» Excerpt
I have 65 points and couldn't get any more. I achieved maximum in everything. Scored 89 in PTE. Didn't get any points for a master's degree, which blows my mind. This wasn't even compensated by ACS while deducting experience. So basically, out of the 3 years of experience I have, 2 years when to skills assessment despite having a bachelors and masters in the same field. 
There is no way I can increase my points. Even if I get 5 years of exp, that would still take me to 70 points. Even 75 pointers are not getting an invite now.
I just don't understand why the Govt wants to send ICT people to regional areas. I know regional areas need people to settle down, but why ICT professionals who won't even find a job there. I guess Australian govt is okay with people not working in their nominated occupations. It would be absolutely stupid to assume that someone is making a career as a software developer would move to some suburb in NSW and work at a grocery store (no offense to people who work at grocery stores).

NSW 190 now requires 12 months of NSW experience, VIC 190 last invited ICT people I don't know when. Queensland has 5 years work exp requirement. Melbourne, Sydney and Brisbane are the only places with IT jobs.

So basically, it's the end. Australia doesn't want young IT people. Period.


----------



## cesartse (Feb 16, 2017)

I am in the same boat as you, man. 

I am 28 years old, with a Production Engineering degree. 

I have 30 points for age, 15 for the bachelor and 20 for the PTE. When I got the desired PTE 90 score in March 2018 I thought it was only a matter of wait. But I noticed the points cutoff would not go down and I needed to do something about it. I booked the NAATI test, for which I am still waiting for the results. 
Engineers Australia did not want to validate my 3 years of experience as an Account Manager, so no work experience points.

» Exercises to complete
1: Can you rewrite the thread between "I have 65 points" and "the same field.", inclusive, changing "master's degree" to "postgraduate degree"?
2: Can you arrange the records from the first line through the line holding "bar-unknown — [744, 495, 748, 541]", inclusive, as a numbered list with blank lines left out?
The thread and the records are unrelated to each other.

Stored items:
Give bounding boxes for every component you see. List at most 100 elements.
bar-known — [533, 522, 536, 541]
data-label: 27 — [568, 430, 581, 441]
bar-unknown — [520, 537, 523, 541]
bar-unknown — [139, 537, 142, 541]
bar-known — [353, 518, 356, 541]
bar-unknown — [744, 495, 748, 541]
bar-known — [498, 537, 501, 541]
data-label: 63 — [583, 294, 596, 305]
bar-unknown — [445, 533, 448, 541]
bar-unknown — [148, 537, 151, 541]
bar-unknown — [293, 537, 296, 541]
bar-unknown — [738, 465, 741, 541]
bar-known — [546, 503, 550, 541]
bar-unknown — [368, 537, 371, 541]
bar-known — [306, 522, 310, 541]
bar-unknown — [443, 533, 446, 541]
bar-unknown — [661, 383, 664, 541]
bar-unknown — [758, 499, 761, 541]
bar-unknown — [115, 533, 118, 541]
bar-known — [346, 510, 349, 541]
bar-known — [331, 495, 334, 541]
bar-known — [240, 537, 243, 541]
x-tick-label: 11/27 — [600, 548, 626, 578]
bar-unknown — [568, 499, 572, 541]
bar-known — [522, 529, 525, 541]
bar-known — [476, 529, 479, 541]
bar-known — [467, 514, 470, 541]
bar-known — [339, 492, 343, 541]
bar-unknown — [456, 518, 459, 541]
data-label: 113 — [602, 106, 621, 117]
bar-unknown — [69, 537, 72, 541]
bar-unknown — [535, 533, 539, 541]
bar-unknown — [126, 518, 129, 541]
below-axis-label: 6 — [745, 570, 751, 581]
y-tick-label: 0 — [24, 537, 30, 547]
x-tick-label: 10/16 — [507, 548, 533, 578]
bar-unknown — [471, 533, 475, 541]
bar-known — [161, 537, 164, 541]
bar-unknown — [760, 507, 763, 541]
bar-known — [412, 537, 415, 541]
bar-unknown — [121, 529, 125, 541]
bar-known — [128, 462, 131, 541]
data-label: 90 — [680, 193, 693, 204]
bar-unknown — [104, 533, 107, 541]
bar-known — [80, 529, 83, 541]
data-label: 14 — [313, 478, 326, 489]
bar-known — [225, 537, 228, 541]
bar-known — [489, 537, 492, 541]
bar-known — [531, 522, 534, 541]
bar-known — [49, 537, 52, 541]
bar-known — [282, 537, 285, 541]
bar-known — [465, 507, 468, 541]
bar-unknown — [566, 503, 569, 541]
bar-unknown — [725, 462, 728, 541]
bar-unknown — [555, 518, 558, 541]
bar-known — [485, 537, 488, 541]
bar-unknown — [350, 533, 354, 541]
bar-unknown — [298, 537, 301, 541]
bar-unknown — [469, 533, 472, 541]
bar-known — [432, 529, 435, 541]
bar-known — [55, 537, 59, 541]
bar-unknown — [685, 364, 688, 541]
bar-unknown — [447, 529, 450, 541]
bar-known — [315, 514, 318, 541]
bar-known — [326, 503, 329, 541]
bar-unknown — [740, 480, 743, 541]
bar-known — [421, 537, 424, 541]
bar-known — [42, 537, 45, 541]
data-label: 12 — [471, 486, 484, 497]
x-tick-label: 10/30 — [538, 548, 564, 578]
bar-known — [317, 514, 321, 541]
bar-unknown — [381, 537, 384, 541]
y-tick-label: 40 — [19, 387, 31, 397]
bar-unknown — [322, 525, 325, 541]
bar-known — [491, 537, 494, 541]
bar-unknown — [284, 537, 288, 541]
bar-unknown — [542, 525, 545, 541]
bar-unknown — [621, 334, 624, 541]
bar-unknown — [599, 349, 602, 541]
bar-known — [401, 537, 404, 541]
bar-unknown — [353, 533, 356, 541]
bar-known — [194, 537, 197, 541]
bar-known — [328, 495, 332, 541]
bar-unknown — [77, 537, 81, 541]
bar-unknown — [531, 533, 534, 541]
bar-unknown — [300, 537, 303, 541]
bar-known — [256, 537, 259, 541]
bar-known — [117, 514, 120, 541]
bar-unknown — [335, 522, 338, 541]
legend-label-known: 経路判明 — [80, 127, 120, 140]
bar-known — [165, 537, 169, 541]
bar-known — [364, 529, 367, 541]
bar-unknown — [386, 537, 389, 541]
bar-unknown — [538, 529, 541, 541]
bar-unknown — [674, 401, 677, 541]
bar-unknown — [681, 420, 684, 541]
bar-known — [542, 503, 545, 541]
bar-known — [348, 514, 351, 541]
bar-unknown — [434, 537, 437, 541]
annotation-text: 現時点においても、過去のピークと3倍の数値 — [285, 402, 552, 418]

» Solution set
1:
I have 65 points and couldn't get any more. I achieved maximum in everything. Scored 89 in PTE. Didn't get any points for a postgraduate degree, which blows my mind. This wasn't even compensated by ACS while deducting experience. So basically, out of the 3 years of experience I have, 2 years when to skills assessment despite having a bachelors and masters in the same field.

2:
1. Give bounding boxes for every component you see. List at most 100 elements.
2. bar-known — [533, 522, 536, 541]
3. data-label: 27 — [568, 430, 581, 441]
4. bar-unknown — [520, 537, 523, 541]
5. bar-unknown — [139, 537, 142, 541]
6. bar-known — [353, 518, 356, 541]
7. bar-unknown — [744, 495, 748, 541]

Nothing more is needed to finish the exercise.